**TASK INSTRUCTIONS:**
Every line with the string "Output" should be gathered.

**STORED ROWS:**
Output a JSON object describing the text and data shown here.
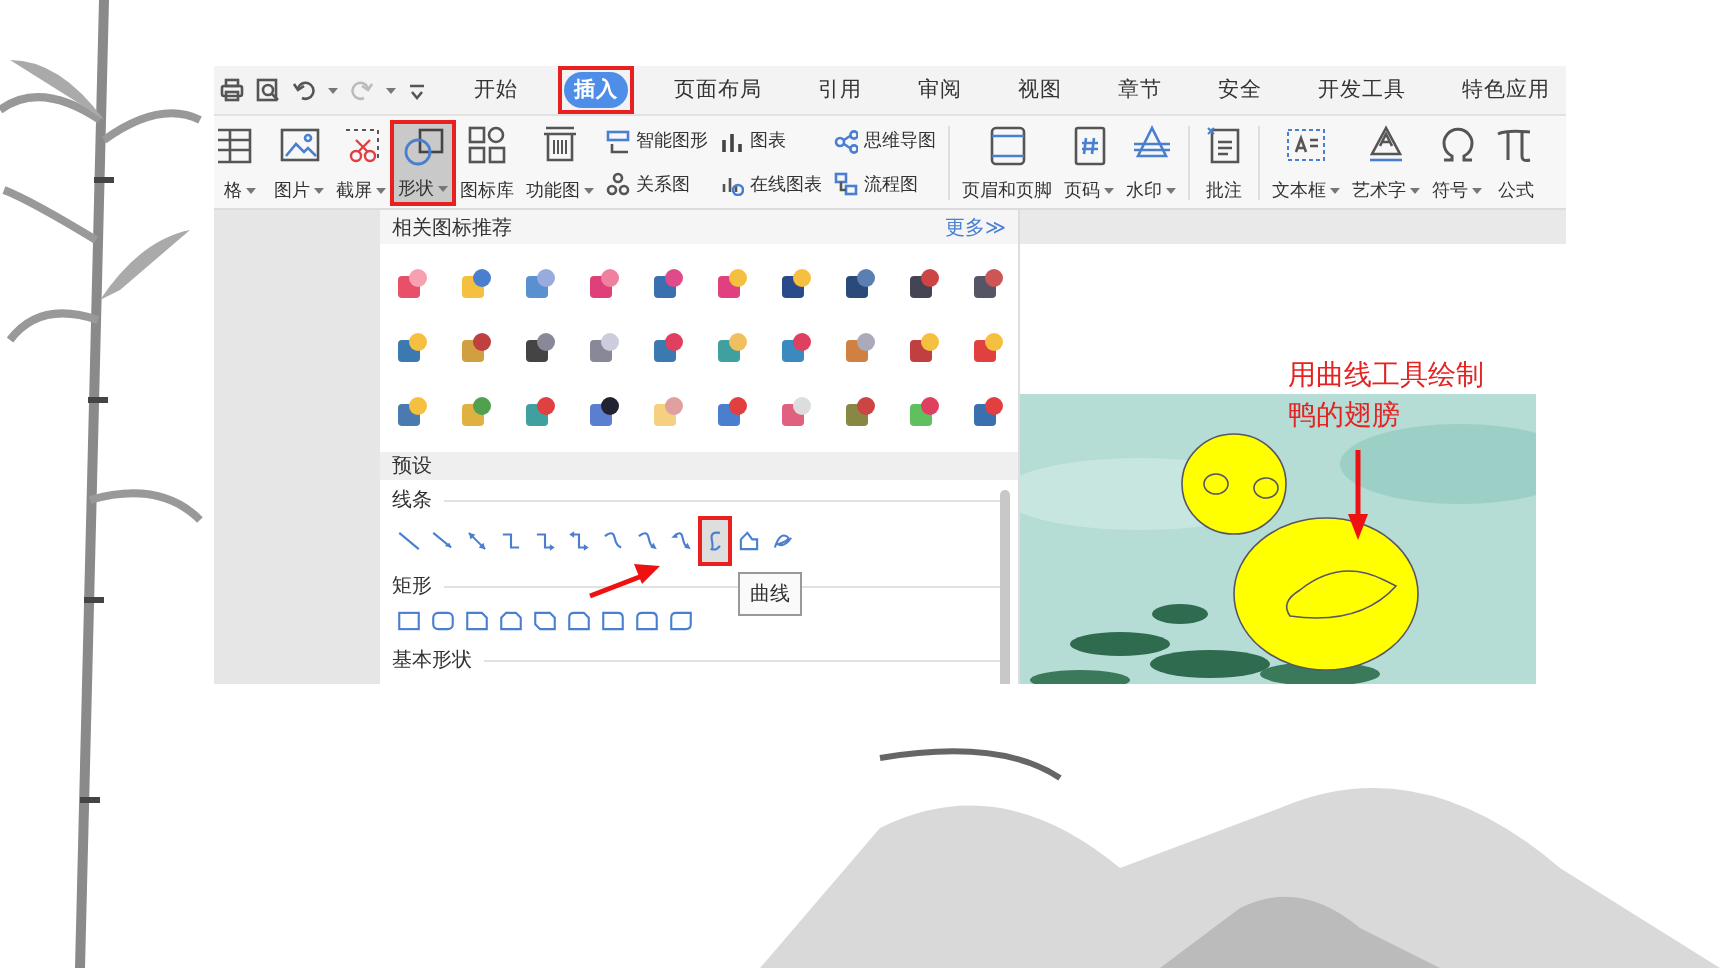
{
  "tabs": [
    {
      "label": "开始",
      "selected": false,
      "highlighted": false
    },
    {
      "label": "插入",
      "selected": true,
      "highlighted": true
    },
    {
      "label": "页面布局",
      "selected": false,
      "highlighted": false
    },
    {
      "label": "引用",
      "selected": false,
      "highlighted": false
    },
    {
      "label": "审阅",
      "selected": false,
      "highlighted": false
    },
    {
      "label": "视图",
      "selected": false,
      "highlighted": false
    },
    {
      "label": "章节",
      "selected": false,
      "highlighted": false
    },
    {
      "label": "安全",
      "selected": false,
      "highlighted": false
    },
    {
      "label": "开发工具",
      "selected": false,
      "highlighted": false
    },
    {
      "label": "特色应用",
      "selected": false,
      "highlighted": false
    }
  ],
  "ribbon": [
    {
      "kind": "large",
      "label": "格",
      "dropdown": true,
      "selected": false,
      "highlighted": false
    },
    {
      "kind": "large",
      "label": "图片",
      "dropdown": true,
      "selected": false,
      "highlighted": false
    },
    {
      "kind": "large",
      "label": "截屏",
      "dropdown": true,
      "selected": false,
      "highlighted": false
    },
    {
      "kind": "large",
      "label": "形状",
      "dropdown": true,
      "selected": true,
      "highlighted": true
    },
    {
      "kind": "large",
      "label": "图标库",
      "dropdown": false,
      "selected": false,
      "highlighted": false
    },
    {
      "kind": "large",
      "label": "功能图",
      "dropdown": true,
      "selected": false,
      "highlighted": false
    },
    {
      "kind": "stack",
      "items": [
        "智能图形",
        "关系图"
      ]
    },
    {
      "kind": "stack",
      "items": [
        "图表",
        "在线图表"
      ]
    },
    {
      "kind": "stack",
      "items": [
        "思维导图",
        "流程图"
      ]
    },
    {
      "kind": "separator"
    },
    {
      "kind": "large",
      "label": "页眉和页脚",
      "dropdown": false,
      "selected": false,
      "highlighted": false
    },
    {
      "kind": "large",
      "label": "页码",
      "dropdown": true,
      "selected": false,
      "highlighted": false
    },
    {
      "kind": "large",
      "label": "水印",
      "dropdown": true,
      "selected": false,
      "highlighted": false
    },
    {
      "kind": "separator"
    },
    {
      "kind": "large",
      "label": "批注",
      "dropdown": false,
      "selected": false,
      "highlighted": false
    },
    {
      "kind": "separator"
    },
    {
      "kind": "large",
      "label": "文本框",
      "dropdown": true,
      "selected": false,
      "highlighted": false
    },
    {
      "kind": "large",
      "label": "艺术字",
      "dropdown": true,
      "selected": false,
      "highlighted": false
    },
    {
      "kind": "large",
      "label": "符号",
      "dropdown": true,
      "selected": false,
      "highlighted": false
    },
    {
      "kind": "large",
      "label": "公式",
      "dropdown": false,
      "selected": false,
      "highlighted": false
    }
  ],
  "shape_panel": {
    "title": "相关图标推荐",
    "more_link": "更多≫",
    "section": "预设",
    "groups": [
      {
        "label": "线条",
        "shapes": [
          {
            "kind": "line",
            "selected": false,
            "highlighted": false
          },
          {
            "kind": "arrow",
            "selected": false,
            "highlighted": false
          },
          {
            "kind": "double-arrow",
            "selected": false,
            "highlighted": false
          },
          {
            "kind": "elbow",
            "selected": false,
            "highlighted": false
          },
          {
            "kind": "elbow-arrow",
            "selected": false,
            "highlighted": false
          },
          {
            "kind": "elbow-double-arrow",
            "selected": false,
            "highlighted": false
          },
          {
            "kind": "curved",
            "selected": false,
            "highlighted": false
          },
          {
            "kind": "curved-arrow",
            "selected": false,
            "highlighted": false
          },
          {
            "kind": "curved-double-arrow",
            "selected": false,
            "highlighted": false
          },
          {
            "kind": "curve",
            "selected": true,
            "highlighted": true
          },
          {
            "kind": "freeform",
            "selected": false,
            "highlighted": false
          },
          {
            "kind": "scribble",
            "selected": false,
            "highlighted": false
          }
        ]
      },
      {
        "label": "矩形",
        "shapes": [
          {
            "kind": "rect",
            "selected": false,
            "highlighted": false
          },
          {
            "kind": "rounded",
            "selected": false,
            "highlighted": false
          },
          {
            "kind": "snip",
            "selected": false,
            "highlighted": false
          },
          {
            "kind": "snip-same",
            "selected": false,
            "highlighted": false
          },
          {
            "kind": "snip-diagonal",
            "selected": false,
            "highlighted": false
          },
          {
            "kind": "snip-round",
            "selected": false,
            "highlighted": false
          },
          {
            "kind": "round-one",
            "selected": false,
            "highlighted": false
          },
          {
            "kind": "round-same",
            "selected": false,
            "highlighted": false
          },
          {
            "kind": "round-diagonal",
            "selected": false,
            "highlighted": false
          }
        ]
      },
      {
        "label": "基本形状"
      }
    ],
    "tooltip": "曲线"
  },
  "annotation_lines": [
    "用曲线工具绘制",
    "鸭的翅膀"
  ]
}
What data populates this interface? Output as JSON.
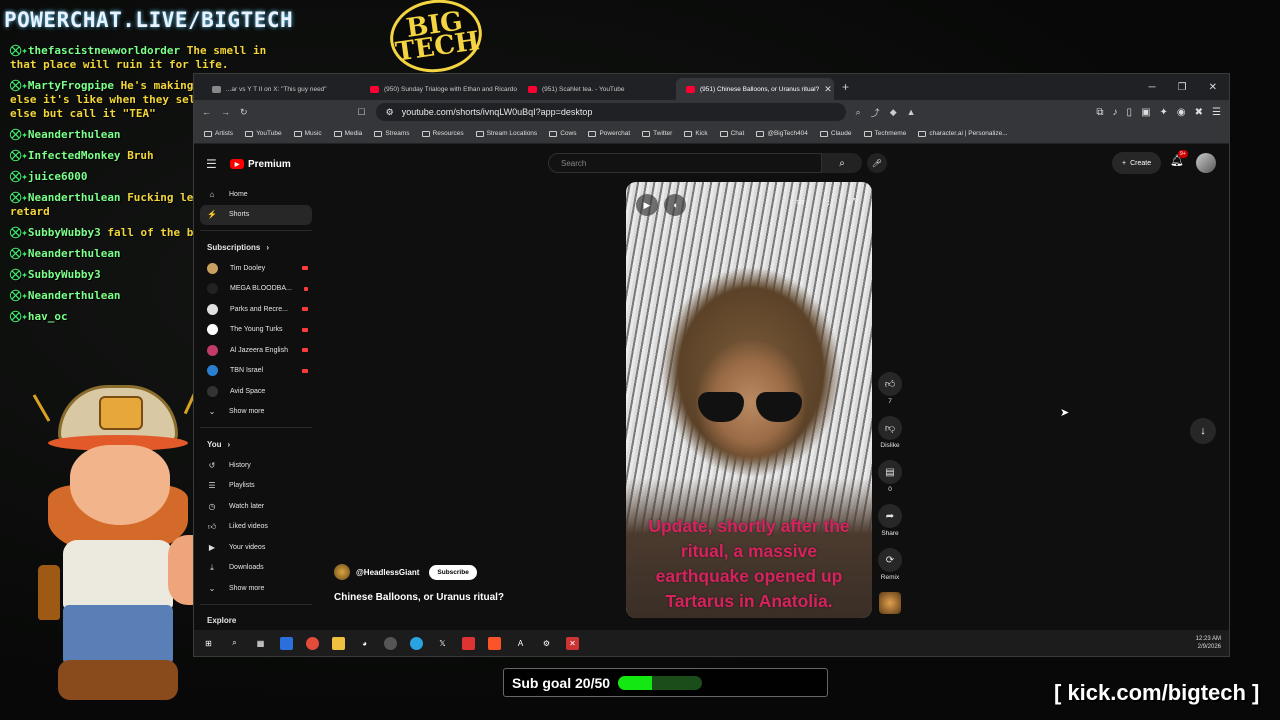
{
  "overlay": {
    "banner": "POWERCHAT.LIVE/BIGTECH",
    "logo_line1": "BIG",
    "logo_line2": "TECH",
    "sub_goal_label": "Sub goal 20/50",
    "sub_goal_progress": 0.4,
    "kick_url": "[ kick.com/bigtech ]",
    "chat": [
      {
        "user": "thefascistnewworldorder",
        "msg": "The smell in that place will ruin it for life."
      },
      {
        "user": "MartyFrogpipe",
        "msg": "He's making something else it's like when they sell something else but call it \"TEA\""
      },
      {
        "user": "Neanderthulean",
        "msg": ""
      },
      {
        "user": "InfectedMonkey",
        "msg": "Bruh"
      },
      {
        "user": "juice6000",
        "msg": ""
      },
      {
        "user": "Neanderthulean",
        "msg": "Fucking left Brained retard"
      },
      {
        "user": "SubbyWubby3",
        "msg": "fall of the balls"
      },
      {
        "user": "Neanderthulean",
        "msg": ""
      },
      {
        "user": "SubbyWubby3",
        "msg": ""
      },
      {
        "user": "Neanderthulean",
        "msg": ""
      },
      {
        "user": "hav_oc",
        "msg": ""
      }
    ]
  },
  "browser": {
    "tabs": [
      {
        "label": "...ar vs Y T II on X: \"This guy need\""
      },
      {
        "label": "(950) Sunday Trialoge with Ethan and Ricardo"
      },
      {
        "label": "(951) Scahlet tea. - YouTube"
      },
      {
        "label": "(951) Chinese Balloons, or Uranus ritual?"
      }
    ],
    "url": "youtube.com/shorts/ivnqLW0uBqI?app=desktop",
    "bookmarks": [
      "Artists",
      "YouTube",
      "Music",
      "Media",
      "Streams",
      "Resources",
      "Stream Locations",
      "Cows",
      "Powerchat",
      "Twitter",
      "Kick",
      "Chat",
      "@BigTech404",
      "Claude",
      "Techmeme",
      "character.ai | Personalize..."
    ]
  },
  "youtube": {
    "logo": "Premium",
    "search_placeholder": "Search",
    "create_label": "Create",
    "notifications": "9+",
    "nav": [
      {
        "label": "Home",
        "icon": "home-icon"
      },
      {
        "label": "Shorts",
        "icon": "shorts-icon"
      }
    ],
    "subscriptions_header": "Subscriptions",
    "subscriptions": [
      {
        "label": "Tim Dooley",
        "color": "#c8a060"
      },
      {
        "label": "MEGA BLOODBA...",
        "color": "#222222"
      },
      {
        "label": "Parks and Recre...",
        "color": "#e0e0e0"
      },
      {
        "label": "The Young Turks",
        "color": "#ffffff"
      },
      {
        "label": "Al Jazeera English",
        "color": "#c23b6b"
      },
      {
        "label": "TBN Israel",
        "color": "#2a7fd0"
      },
      {
        "label": "Avid Space",
        "color": "#333333"
      }
    ],
    "show_more": "Show more",
    "you_header": "You",
    "you_items": [
      {
        "label": "History"
      },
      {
        "label": "Playlists"
      },
      {
        "label": "Watch later"
      },
      {
        "label": "Liked videos"
      },
      {
        "label": "Your videos"
      },
      {
        "label": "Downloads"
      }
    ],
    "show_more_2": "Show more",
    "explore": "Explore",
    "short": {
      "overlay_text": "Update, shortly after the ritual, a massive earthquake opened up Tartarus in Anatolia.",
      "channel": "@HeadlessGiant",
      "subscribe": "Subscribe",
      "title": "Chinese Balloons, or Uranus ritual?"
    },
    "actions": {
      "likes": "7",
      "dislike": "Dislike",
      "comments": "0",
      "share": "Share",
      "remix": "Remix"
    }
  },
  "taskbar": {
    "time": "12:23 AM",
    "date": "2/9/2026"
  }
}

**THE RESPONSE:**
Output a JSON object describing the text and data shown here.
What data populates this interface? Output as JSON.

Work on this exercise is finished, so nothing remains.